DIRECTIVE: Using the records below, locate all lines containing "with" and return them.

RECORD SET:

··········

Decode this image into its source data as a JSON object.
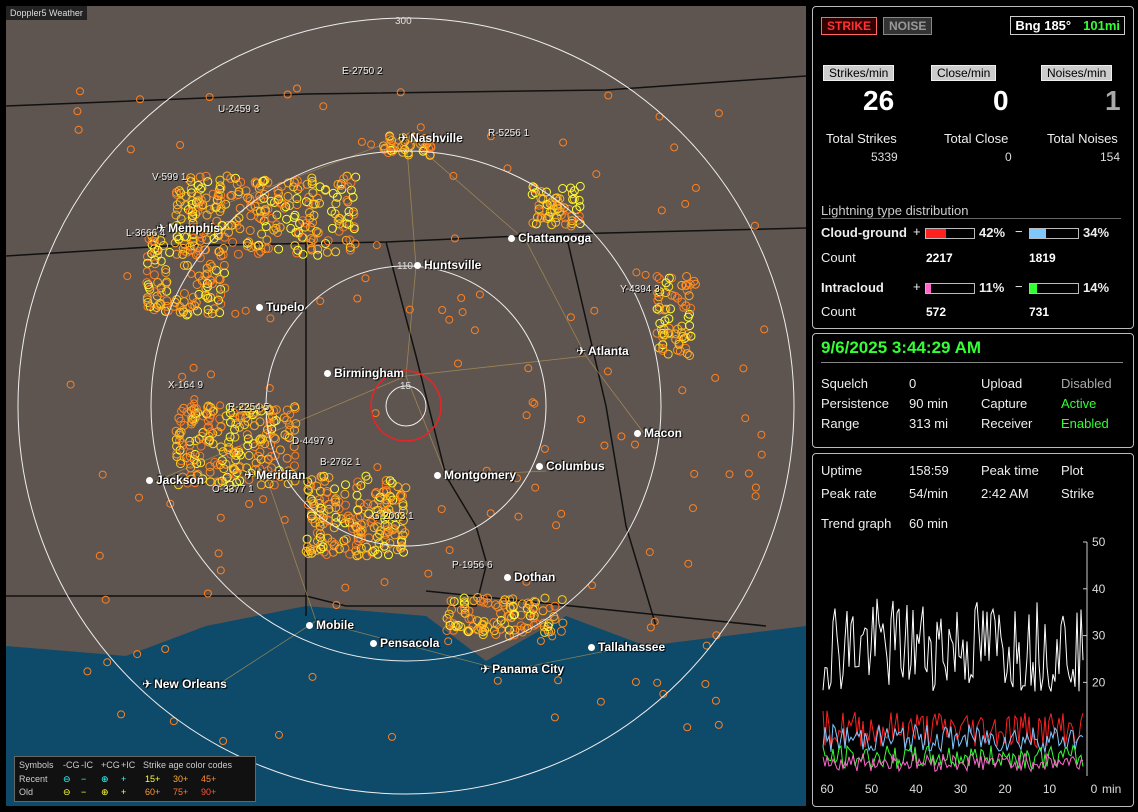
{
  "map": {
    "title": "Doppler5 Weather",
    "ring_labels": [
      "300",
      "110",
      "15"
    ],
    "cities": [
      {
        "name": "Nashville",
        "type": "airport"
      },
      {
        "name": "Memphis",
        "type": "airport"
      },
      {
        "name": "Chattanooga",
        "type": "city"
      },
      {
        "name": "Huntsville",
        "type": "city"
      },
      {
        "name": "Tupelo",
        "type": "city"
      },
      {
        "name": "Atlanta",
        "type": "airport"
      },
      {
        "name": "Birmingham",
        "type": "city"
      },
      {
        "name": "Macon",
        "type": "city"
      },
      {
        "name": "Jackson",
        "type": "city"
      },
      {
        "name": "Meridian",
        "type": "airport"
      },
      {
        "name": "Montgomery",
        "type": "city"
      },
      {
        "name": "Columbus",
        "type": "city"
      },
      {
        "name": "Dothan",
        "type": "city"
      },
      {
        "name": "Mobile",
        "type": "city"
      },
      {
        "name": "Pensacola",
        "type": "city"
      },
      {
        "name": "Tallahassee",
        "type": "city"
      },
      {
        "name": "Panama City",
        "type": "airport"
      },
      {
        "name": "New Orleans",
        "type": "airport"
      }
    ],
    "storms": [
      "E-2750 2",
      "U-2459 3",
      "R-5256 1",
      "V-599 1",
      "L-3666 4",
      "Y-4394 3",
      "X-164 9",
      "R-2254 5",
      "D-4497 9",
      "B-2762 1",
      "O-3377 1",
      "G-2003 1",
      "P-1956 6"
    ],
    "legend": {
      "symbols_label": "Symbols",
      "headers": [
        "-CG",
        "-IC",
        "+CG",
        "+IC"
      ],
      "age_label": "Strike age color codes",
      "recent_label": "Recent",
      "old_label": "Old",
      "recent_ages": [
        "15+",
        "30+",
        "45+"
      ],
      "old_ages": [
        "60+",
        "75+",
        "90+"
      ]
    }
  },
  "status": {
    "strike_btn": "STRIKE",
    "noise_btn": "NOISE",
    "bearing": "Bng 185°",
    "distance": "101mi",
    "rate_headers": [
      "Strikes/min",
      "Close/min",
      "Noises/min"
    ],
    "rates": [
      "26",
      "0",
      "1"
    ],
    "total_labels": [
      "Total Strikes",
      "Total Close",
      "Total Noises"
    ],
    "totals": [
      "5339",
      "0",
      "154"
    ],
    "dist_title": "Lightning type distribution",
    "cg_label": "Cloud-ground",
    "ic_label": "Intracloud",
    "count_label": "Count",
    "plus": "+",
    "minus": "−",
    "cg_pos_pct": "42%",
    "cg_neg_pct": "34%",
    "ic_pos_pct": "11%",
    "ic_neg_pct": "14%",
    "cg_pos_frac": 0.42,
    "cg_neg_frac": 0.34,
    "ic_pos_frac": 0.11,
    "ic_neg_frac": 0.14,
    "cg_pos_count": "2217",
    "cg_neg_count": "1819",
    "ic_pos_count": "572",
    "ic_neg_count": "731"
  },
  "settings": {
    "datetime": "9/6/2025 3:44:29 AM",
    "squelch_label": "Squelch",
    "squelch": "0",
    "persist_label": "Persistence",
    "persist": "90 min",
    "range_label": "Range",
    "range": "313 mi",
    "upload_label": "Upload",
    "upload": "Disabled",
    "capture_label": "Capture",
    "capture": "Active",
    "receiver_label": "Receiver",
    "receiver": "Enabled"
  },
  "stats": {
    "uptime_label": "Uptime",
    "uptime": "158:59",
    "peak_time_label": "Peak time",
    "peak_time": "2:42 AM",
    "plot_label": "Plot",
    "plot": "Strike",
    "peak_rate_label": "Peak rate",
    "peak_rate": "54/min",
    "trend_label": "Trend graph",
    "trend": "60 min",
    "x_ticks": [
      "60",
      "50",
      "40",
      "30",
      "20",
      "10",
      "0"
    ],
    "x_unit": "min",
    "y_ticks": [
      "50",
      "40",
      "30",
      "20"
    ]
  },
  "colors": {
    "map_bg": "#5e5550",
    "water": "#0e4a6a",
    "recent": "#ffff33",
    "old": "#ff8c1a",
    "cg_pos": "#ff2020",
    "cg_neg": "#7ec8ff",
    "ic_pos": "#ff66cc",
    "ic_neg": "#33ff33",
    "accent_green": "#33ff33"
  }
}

··········

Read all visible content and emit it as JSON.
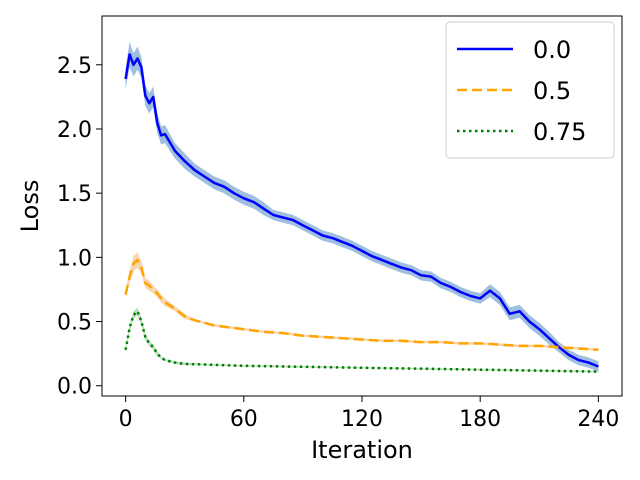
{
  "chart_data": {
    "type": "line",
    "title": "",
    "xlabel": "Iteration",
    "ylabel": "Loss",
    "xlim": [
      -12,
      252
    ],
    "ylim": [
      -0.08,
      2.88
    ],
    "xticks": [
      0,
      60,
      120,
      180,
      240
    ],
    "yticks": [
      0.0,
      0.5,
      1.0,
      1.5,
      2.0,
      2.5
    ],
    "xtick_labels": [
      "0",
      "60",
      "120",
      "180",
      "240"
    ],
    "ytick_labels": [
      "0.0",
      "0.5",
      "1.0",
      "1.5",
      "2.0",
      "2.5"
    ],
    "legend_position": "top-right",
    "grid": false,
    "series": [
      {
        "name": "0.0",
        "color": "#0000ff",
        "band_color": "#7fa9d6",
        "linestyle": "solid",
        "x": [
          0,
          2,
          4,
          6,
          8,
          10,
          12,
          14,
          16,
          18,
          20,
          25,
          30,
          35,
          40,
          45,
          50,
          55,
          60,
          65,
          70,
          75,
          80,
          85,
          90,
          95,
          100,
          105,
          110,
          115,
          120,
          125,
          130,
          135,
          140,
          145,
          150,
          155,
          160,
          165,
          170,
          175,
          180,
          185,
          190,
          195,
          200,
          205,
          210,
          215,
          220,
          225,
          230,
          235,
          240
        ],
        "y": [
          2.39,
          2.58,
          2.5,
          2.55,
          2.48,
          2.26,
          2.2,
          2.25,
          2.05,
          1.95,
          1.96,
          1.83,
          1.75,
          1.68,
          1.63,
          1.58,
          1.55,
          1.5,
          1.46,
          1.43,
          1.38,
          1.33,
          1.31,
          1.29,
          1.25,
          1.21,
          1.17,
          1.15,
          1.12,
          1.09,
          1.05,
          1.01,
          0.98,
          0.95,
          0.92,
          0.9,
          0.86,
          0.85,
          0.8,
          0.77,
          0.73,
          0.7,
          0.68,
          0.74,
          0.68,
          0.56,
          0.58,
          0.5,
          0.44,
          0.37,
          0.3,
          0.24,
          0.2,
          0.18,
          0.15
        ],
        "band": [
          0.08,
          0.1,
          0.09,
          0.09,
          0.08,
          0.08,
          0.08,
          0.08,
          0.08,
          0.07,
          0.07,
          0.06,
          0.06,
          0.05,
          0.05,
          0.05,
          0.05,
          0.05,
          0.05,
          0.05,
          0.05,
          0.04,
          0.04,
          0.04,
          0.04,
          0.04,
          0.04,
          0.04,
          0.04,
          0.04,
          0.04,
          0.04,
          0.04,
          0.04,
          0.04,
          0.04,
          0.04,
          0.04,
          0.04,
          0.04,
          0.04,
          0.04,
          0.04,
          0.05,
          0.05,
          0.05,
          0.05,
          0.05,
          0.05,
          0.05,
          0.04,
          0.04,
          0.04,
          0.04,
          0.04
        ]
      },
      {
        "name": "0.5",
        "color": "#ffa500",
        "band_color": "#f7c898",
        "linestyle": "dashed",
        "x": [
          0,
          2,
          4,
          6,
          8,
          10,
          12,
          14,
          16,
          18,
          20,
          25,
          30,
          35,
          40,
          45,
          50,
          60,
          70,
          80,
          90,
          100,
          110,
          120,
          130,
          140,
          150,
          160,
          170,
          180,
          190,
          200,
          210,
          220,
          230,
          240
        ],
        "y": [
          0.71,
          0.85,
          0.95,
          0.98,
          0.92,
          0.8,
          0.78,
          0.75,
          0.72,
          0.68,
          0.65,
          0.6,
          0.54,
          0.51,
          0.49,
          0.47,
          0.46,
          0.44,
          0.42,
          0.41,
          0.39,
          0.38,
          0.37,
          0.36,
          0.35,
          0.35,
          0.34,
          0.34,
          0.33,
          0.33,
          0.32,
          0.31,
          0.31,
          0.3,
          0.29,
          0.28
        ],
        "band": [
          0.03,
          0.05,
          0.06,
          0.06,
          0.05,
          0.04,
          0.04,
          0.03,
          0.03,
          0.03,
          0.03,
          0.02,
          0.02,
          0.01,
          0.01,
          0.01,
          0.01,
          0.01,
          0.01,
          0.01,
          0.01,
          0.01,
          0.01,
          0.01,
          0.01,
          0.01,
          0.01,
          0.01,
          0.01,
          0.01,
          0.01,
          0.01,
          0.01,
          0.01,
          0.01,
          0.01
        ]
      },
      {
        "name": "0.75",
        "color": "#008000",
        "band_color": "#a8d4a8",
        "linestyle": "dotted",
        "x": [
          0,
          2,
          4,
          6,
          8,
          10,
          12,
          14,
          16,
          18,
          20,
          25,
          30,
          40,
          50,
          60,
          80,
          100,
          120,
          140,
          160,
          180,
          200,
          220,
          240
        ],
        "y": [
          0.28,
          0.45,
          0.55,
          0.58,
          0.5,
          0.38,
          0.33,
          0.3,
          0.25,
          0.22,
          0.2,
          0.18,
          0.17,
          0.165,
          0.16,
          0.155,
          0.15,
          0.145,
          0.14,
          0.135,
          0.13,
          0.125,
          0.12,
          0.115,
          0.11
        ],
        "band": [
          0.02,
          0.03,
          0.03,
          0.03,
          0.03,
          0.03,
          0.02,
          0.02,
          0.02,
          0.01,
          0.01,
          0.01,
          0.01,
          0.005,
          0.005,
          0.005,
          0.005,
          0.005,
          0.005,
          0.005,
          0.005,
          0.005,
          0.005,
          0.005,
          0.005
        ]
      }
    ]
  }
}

··········

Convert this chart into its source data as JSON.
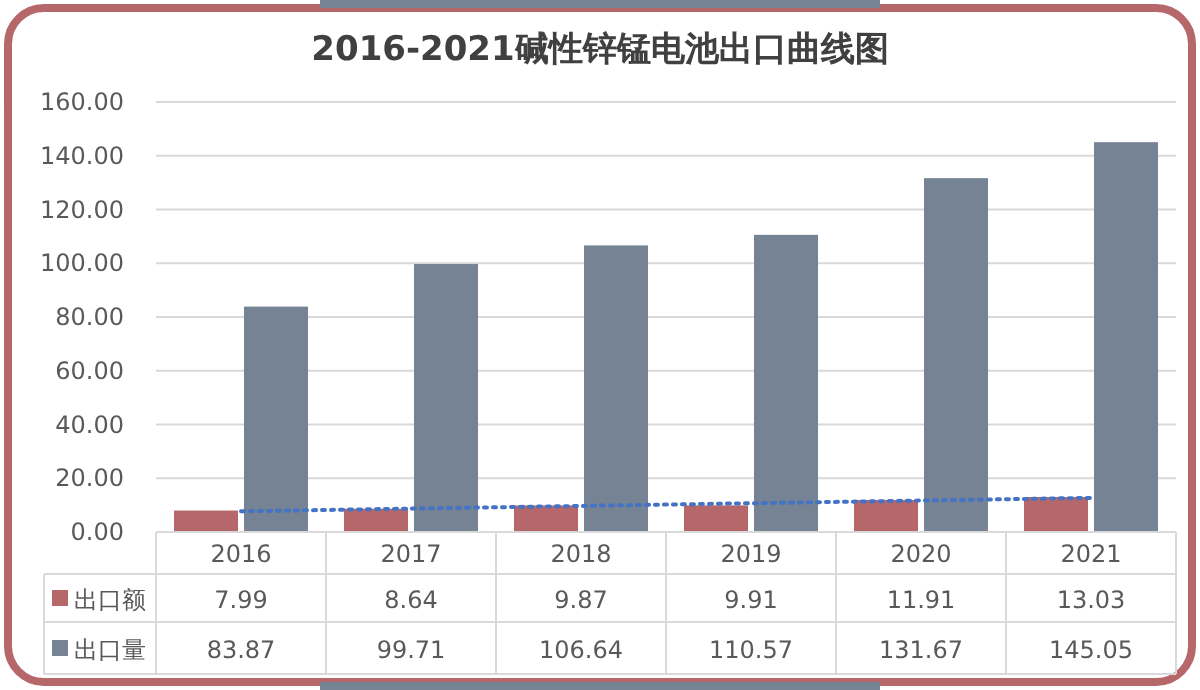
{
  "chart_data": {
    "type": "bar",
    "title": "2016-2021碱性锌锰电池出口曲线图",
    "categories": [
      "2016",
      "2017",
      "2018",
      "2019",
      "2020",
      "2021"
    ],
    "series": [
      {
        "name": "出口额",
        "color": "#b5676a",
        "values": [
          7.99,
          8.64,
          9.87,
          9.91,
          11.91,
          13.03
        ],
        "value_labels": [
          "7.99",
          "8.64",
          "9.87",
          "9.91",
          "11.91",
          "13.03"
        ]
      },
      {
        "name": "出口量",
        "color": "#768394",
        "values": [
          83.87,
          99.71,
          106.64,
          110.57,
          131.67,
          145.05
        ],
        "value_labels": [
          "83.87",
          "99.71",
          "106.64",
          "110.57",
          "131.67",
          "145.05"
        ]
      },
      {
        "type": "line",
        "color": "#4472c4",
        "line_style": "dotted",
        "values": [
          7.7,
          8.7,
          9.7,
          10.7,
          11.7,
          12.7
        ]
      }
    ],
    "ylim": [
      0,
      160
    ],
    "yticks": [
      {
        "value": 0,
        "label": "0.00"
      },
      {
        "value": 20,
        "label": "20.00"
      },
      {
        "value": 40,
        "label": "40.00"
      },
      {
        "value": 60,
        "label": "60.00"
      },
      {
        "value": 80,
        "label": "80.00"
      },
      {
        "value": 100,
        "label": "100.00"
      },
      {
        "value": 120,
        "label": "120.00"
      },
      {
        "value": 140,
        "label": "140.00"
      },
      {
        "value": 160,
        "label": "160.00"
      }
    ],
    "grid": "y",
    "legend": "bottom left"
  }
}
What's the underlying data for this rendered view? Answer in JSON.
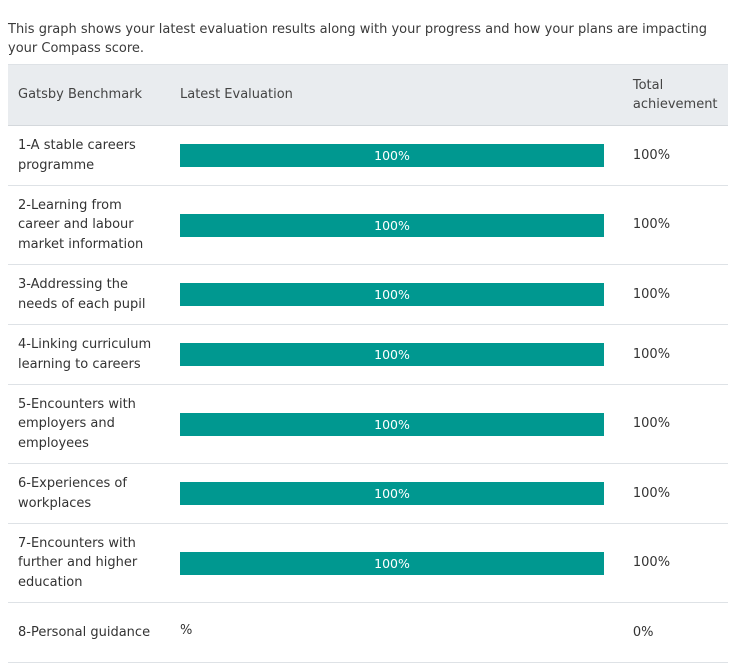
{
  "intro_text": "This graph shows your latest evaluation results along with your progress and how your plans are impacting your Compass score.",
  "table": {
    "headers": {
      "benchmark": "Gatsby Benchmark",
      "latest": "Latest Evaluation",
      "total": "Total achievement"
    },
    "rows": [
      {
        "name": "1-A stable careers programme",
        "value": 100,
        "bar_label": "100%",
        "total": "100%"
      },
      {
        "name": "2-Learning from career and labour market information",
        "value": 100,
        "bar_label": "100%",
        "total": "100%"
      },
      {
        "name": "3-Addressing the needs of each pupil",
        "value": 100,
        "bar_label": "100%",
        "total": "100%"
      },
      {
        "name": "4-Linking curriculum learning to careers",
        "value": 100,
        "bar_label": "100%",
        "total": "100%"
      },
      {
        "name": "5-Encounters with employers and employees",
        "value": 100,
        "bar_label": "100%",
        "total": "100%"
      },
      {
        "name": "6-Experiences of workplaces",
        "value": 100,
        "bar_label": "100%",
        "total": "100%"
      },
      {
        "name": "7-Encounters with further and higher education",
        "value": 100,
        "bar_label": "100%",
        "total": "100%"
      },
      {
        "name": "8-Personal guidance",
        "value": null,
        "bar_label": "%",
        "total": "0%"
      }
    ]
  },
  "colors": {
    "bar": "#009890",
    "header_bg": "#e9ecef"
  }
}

··········

WRITTEN RESPONSE:
  "intro_text": "This graph shows your latest evaluation results along with your progress and how your plans are impacting your Compass score.",
        "name": "5-Encounters with employers and employees",
        "name": "7-Encounters with further and higher education",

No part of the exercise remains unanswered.